Copy each line below in which the word "ngoài" occurs.

== Segment start ==

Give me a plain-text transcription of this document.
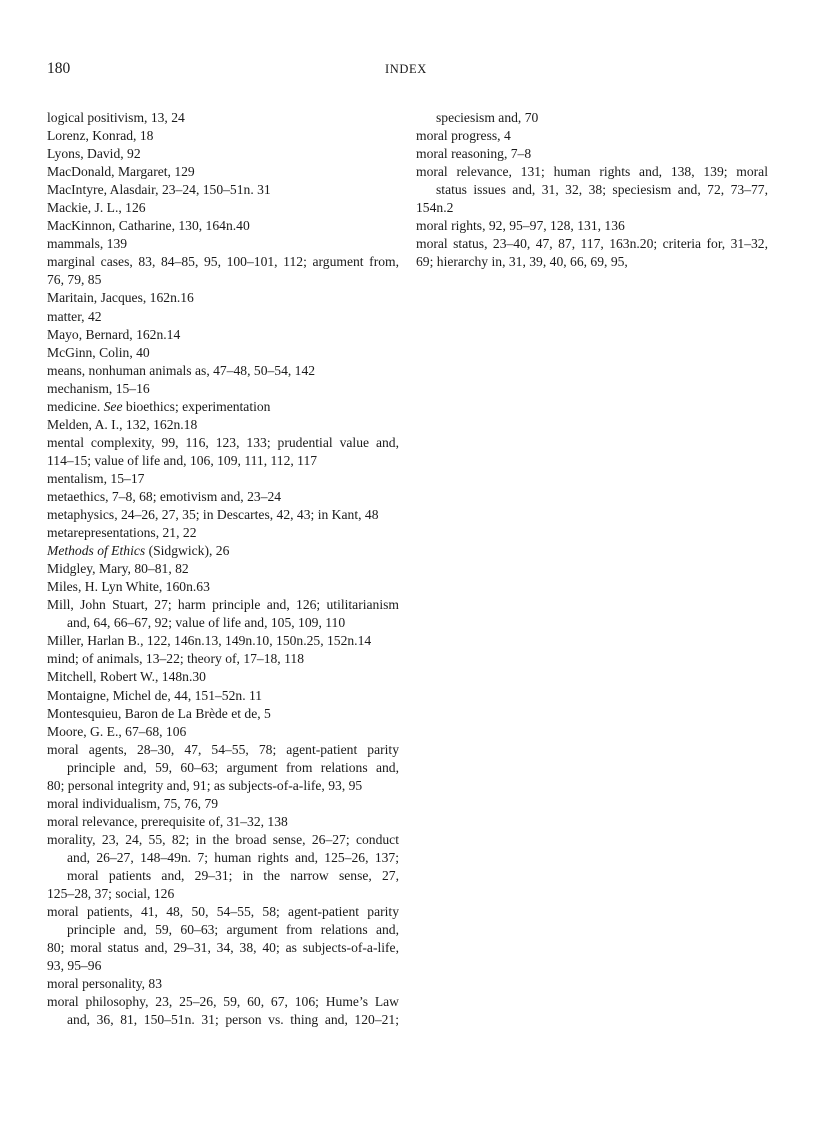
180	INDEX
logical positivism, 13, 24
Lorenz, Konrad, 18
Lyons, David, 92
MacDonald, Margaret, 129
MacIntyre, Alasdair, 23–24, 150–51n. 31
Mackie, J. L., 126
MacKinnon, Catharine, 130, 164n.40
mammals, 139
marginal cases, 83, 84–85, 95, 100–101, 112; argument from,
76, 79, 85
Maritain, Jacques, 162n.16
matter, 42
Mayo, Bernard, 162n.14
McGinn, Colin, 40
means, nonhuman animals as, 47–48, 50–54, 142
mechanism, 15–16
medicine. See bioethics; experimentation
Melden, A. I., 132, 162n.18
mental complexity, 99, 116, 123, 133; prudential value and,
114–15; value of life and, 106, 109, 111, 112, 117
mentalism, 15–17
metaethics, 7–8, 68; emotivism and, 23–24
metaphysics, 24–26, 27, 35; in Descartes, 42, 43; in Kant, 48
metarepresentations, 21, 22
Methods of Ethics (Sidgwick), 26
Midgley, Mary, 80–81, 82
Miles, H. Lyn White, 160n.63
Mill, John Stuart, 27; harm principle and, 126; utilitarianism
and, 64, 66–67, 92; value of life and, 105, 109, 110
Miller, Harlan B., 122, 146n.13, 149n.10, 150n.25, 152n.14
mind; of animals, 13–22; theory of, 17–18, 118
Mitchell, Robert W., 148n.30
Montaigne, Michel de, 44, 151–52n. 11
Montesquieu, Baron de La Brède et de, 5
Moore, G. E., 67–68, 106
moral agents, 28–30, 47, 54–55, 78; agent-patient parity
principle and, 59, 60–63; argument from relations and,
80; personal integrity and, 91; as subjects-of-a-life, 93, 95
moral individualism, 75, 76, 79
moral relevance, prerequisite of, 31–32, 138
morality, 23, 24, 55, 82; in the broad sense, 26–27; conduct
and, 26–27, 148–49n. 7; human rights and, 125–26, 137;
moral patients and, 29–31; in the narrow sense, 27,
125–28, 37; social, 126
moral patients, 41, 48, 50, 54–55, 58; agent-patient parity
principle and, 59, 60–63; argument from relations and,
80; moral status and, 29–31, 34, 38, 40; as subjects-of-a-life,
93, 95–96
moral personality, 83
moral philosophy, 23, 25–26, 59, 60, 67, 106; Hume’s Law
and, 36, 81, 150–51n. 31; person vs. thing and, 120–21;
speciesism and, 70
moral progress, 4
moral reasoning, 7–8
moral relevance, 131; human rights and, 138, 139; moral
status issues and, 31, 32, 38; speciesism and, 72, 73–77,
154n.2
moral rights, 92, 95–97, 128, 131, 136
moral status, 23–40, 47, 87, 117, 163n.20; criteria for, 31–32,
69; hierarchy in, 31, 39, 40, 66, 69, 95,
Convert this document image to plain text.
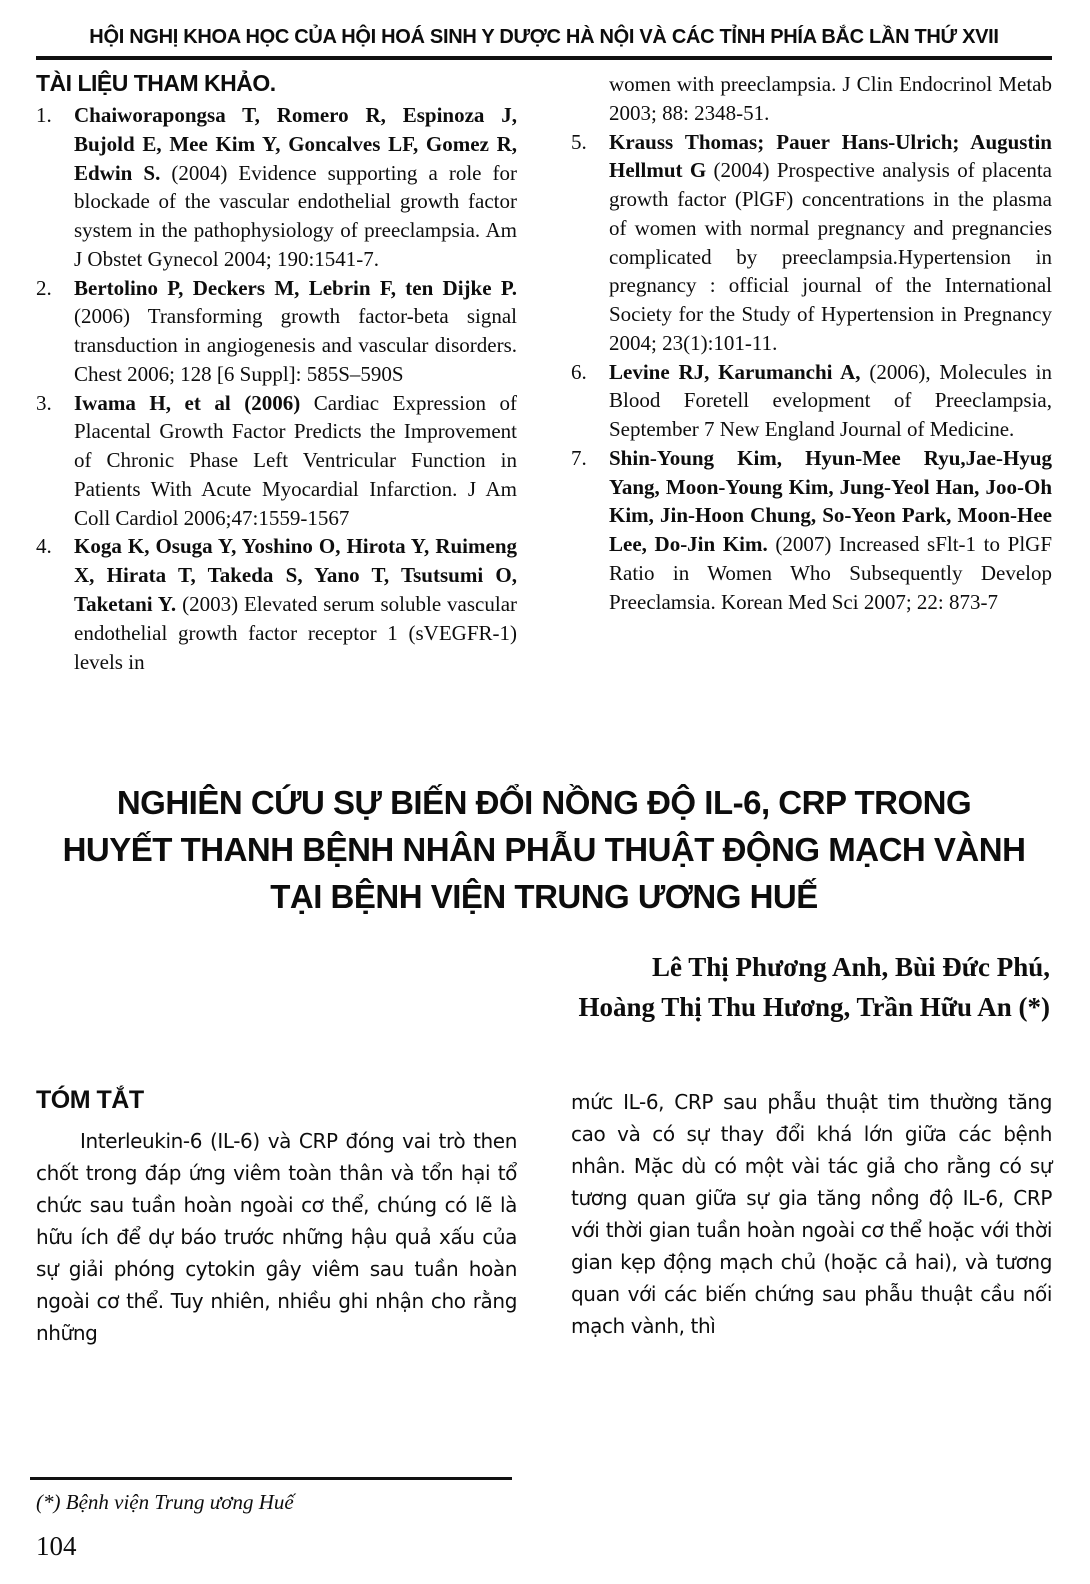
HỘI NGHỊ KHOA HỌC CỦA HỘI HOÁ SINH Y DƯỢC HÀ NỘI VÀ CÁC TỈNH PHÍA BẮC LẦN THỨ XVII
TÀI LIỆU THAM KHẢO.
1.	Chaiworapongsa T, Romero R, Espinoza J, Bujold E, Mee Kim Y, Goncalves LF, Gomez R, Edwin S. (2004) Evidence supporting a role for blockade of the vascular endothelial growth factor system in the pathophysiology of preeclampsia. Am J Obstet Gynecol 2004; 190:1541-7.
2.	Bertolino P, Deckers M, Lebrin F, ten Dijke P. (2006) Transforming growth factor-beta signal transduction in angiogenesis and vascular disorders. Chest 2006; 128 [6 Suppl]: 585S–590S
3.	Iwama H, et al (2006) Cardiac Expression of Placental Growth Factor Predicts the Improvement of Chronic Phase Left Ventricular Function in Patients With Acute Myocardial Infarction. J Am Coll Cardiol 2006;47:1559-1567
4.	Koga K, Osuga Y, Yoshino O, Hirota Y, Ruimeng X, Hirata T, Takeda S, Yano T, Tsutsumi O, Taketani Y. (2003) Elevated serum soluble vascular endothelial growth factor receptor 1 (sVEGFR-1) levels in
women with preeclampsia. J Clin Endocrinol Metab 2003; 88: 2348-51.
5.	Krauss Thomas; Pauer Hans-Ulrich; Augustin Hellmut G (2004) Prospective analysis of placenta growth factor (PlGF) concentrations in the plasma of women with normal pregnancy and pregnancies complicated by preeclampsia.Hypertension in pregnancy : official journal of the International Society for the Study of Hypertension in Pregnancy 2004; 23(1):101-11.
6.	Levine RJ, Karumanchi A, (2006), Molecules in Blood Foretell evelopment of Preeclampsia, September 7 New England Journal of Medicine.
7.	Shin-Young Kim, Hyun-Mee Ryu,Jae-Hyug Yang, Moon-Young Kim, Jung-Yeol Han, Joo-Oh Kim, Jin-Hoon Chung, So-Yeon Park, Moon-Hee Lee, Do-Jin Kim. (2007) Increased sFlt-1 to PlGF Ratio in Women Who Subsequently Develop Preeclamsia. Korean Med Sci 2007; 22: 873-7
NGHIÊN CỨU SỰ BIẾN ĐỔI NỒNG ĐỘ IL-6, CRP TRONG
HUYẾT THANH BỆNH NHÂN PHẪU THUẬT ĐỘNG MẠCH VÀNH
TẠI BỆNH VIỆN TRUNG ƯƠNG HUẾ
Lê Thị Phương Anh, Bùi Đức Phú,
Hoàng Thị Thu Hương, Trần Hữu An (*)
TÓM TẮT
Interleukin-6 (IL-6) và CRP đóng vai trò then chốt trong đáp ứng viêm toàn thân và tổn hại tổ chức sau tuần hoàn ngoài cơ thể, chúng có lẽ là hữu ích để dự báo trước những hậu quả xấu của sự giải phóng cytokin gây viêm sau tuần hoàn ngoài cơ thể. Tuy nhiên, nhiều ghi nhận cho rằng những
mức IL-6, CRP sau phẫu thuật tim thường tăng cao và có sự thay đổi khá lớn giữa các bệnh nhân. Mặc dù có một vài tác giả cho rằng có sự tương quan giữa sự gia tăng nồng độ IL-6, CRP với thời gian tuần hoàn ngoài cơ thể hoặc với thời gian kẹp động mạch chủ (hoặc cả hai), và tương quan với các biến chứng sau phẫu thuật cầu nối mạch vành, thì
(*) Bệnh viện Trung ương Huế
104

== Segment end ==

§ Written response
Interleukin-6 (IL-6) và CRP đóng vai trò then chốt trong đáp ứng viêm toàn thân và tổn hại tổ chức sau tuần hoàn ngoài cơ thể, chúng có lẽ là hữu ích để dự báo trước những hậu quả xấu của sự giải phóng cytokin gây viêm sau tuần hoàn ngoài cơ thể. Tuy nhiên, nhiều ghi nhận cho rằng những
mức IL-6, CRP sau phẫu thuật tim thường tăng cao và có sự thay đổi khá lớn giữa các bệnh nhân. Mặc dù có một vài tác giả cho rằng có sự tương quan giữa sự gia tăng nồng độ IL-6, CRP với thời gian tuần hoàn ngoài cơ thể hoặc với thời gian kẹp động mạch chủ (hoặc cả hai), và tương quan với các biến chứng sau phẫu thuật cầu nối mạch vành, thì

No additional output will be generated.